** start Records for the exercise **

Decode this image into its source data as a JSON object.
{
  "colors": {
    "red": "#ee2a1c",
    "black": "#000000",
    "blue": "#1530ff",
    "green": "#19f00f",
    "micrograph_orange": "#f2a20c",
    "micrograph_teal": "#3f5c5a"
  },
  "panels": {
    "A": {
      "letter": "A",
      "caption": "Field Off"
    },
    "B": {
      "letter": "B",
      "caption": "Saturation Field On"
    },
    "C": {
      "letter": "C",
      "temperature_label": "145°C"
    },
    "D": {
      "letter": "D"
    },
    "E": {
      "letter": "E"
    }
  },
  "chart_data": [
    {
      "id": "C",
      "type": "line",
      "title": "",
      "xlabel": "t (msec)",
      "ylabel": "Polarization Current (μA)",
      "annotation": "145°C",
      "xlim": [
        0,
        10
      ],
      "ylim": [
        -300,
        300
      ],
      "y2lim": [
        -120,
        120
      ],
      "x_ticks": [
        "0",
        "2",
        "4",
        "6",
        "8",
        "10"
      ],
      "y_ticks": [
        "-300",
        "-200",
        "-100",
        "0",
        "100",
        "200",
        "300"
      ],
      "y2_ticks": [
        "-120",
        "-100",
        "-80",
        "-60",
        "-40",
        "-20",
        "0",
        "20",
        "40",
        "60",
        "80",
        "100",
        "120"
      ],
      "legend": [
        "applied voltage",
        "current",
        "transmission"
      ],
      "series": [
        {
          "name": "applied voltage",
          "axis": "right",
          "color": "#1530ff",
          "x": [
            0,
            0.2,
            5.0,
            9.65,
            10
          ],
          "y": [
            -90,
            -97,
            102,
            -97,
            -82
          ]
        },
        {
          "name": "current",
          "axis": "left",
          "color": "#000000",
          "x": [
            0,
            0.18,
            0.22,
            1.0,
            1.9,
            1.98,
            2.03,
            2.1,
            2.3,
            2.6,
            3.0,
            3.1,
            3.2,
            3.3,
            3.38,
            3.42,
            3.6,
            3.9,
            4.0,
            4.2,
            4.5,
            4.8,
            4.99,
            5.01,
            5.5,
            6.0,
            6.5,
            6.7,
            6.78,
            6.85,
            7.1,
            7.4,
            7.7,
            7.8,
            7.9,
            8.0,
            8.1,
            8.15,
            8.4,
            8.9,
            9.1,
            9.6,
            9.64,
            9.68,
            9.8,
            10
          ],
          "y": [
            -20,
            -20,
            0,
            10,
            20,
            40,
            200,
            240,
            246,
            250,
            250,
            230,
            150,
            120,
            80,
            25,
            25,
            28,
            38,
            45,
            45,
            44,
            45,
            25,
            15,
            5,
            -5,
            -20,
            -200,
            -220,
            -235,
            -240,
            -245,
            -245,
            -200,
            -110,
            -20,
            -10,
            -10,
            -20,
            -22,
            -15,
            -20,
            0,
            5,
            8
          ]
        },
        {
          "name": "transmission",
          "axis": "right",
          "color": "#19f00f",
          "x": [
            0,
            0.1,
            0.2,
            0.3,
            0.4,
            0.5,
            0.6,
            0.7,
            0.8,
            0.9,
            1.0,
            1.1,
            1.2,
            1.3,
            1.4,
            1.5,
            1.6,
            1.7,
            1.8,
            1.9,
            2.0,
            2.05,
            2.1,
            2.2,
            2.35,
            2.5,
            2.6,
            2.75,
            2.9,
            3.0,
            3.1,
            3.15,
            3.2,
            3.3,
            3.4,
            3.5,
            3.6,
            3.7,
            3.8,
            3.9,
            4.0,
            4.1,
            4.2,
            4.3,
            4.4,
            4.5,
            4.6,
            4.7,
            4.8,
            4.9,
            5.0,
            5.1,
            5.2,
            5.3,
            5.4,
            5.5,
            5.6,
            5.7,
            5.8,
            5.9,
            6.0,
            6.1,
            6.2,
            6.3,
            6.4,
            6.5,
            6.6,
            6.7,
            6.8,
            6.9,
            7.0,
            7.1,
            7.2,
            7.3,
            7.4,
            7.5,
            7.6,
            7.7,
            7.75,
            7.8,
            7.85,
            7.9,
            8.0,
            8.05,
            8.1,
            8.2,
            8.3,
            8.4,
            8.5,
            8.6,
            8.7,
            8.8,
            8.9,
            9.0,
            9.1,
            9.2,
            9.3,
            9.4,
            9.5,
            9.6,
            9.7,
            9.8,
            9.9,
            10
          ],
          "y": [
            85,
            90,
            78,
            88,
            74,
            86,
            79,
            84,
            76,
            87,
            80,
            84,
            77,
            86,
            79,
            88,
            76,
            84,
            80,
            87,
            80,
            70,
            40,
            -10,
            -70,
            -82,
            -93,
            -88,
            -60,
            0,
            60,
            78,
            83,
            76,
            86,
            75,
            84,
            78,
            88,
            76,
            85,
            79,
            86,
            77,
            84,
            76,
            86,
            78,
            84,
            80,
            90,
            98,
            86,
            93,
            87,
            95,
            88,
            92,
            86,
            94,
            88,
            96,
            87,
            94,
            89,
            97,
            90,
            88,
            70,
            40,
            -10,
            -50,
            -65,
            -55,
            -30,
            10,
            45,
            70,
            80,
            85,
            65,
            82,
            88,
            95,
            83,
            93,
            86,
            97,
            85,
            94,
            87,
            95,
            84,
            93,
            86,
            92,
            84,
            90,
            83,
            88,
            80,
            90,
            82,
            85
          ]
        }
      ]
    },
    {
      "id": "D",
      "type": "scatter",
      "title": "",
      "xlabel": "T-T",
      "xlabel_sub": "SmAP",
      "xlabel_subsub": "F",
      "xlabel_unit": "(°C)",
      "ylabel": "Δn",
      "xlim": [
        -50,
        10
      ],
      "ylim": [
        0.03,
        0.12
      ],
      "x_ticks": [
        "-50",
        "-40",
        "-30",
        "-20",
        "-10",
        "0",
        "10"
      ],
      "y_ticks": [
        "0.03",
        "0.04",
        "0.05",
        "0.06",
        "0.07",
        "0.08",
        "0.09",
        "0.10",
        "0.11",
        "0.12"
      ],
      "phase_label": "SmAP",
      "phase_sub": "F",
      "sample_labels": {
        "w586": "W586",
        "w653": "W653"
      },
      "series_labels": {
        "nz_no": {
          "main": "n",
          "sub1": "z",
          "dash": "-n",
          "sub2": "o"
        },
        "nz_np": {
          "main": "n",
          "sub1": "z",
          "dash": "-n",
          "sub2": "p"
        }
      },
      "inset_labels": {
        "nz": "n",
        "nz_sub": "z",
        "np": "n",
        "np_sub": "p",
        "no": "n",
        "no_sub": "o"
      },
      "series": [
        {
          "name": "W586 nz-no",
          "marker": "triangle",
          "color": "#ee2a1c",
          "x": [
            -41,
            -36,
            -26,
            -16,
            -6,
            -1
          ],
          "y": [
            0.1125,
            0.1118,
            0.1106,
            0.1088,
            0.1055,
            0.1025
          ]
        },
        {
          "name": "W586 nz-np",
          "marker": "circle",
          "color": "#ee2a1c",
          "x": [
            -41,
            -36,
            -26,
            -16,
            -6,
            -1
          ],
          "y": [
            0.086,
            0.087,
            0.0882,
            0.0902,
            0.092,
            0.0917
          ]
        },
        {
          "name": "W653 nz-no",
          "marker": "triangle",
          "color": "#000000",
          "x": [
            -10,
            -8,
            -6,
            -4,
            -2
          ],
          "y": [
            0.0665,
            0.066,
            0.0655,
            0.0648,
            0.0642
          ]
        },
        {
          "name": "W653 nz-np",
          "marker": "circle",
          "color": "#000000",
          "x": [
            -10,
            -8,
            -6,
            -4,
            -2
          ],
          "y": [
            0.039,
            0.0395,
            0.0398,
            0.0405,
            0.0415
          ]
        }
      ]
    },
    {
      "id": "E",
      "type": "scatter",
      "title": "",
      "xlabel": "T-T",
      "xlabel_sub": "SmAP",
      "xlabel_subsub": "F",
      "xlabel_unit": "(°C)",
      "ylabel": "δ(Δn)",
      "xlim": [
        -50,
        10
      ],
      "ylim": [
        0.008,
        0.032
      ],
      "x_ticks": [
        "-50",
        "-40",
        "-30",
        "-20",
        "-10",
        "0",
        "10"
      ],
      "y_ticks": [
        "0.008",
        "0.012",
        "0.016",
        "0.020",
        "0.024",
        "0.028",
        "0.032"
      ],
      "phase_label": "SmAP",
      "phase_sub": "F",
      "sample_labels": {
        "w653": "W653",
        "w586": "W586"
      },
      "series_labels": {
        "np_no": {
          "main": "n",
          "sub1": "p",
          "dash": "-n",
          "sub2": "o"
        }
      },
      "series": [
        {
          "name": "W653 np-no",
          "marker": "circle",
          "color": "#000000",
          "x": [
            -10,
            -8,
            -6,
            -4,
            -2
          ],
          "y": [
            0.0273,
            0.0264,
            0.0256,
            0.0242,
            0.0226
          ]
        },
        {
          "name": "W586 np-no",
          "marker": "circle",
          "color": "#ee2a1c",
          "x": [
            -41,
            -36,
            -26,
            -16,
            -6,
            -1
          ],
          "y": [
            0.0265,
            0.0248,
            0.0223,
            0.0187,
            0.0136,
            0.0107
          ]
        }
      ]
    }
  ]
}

** end Records for the exercise **

Stated goal: Return every line containing "voltage".

Result of the task:
        "applied voltage",
          "name": "applied voltage",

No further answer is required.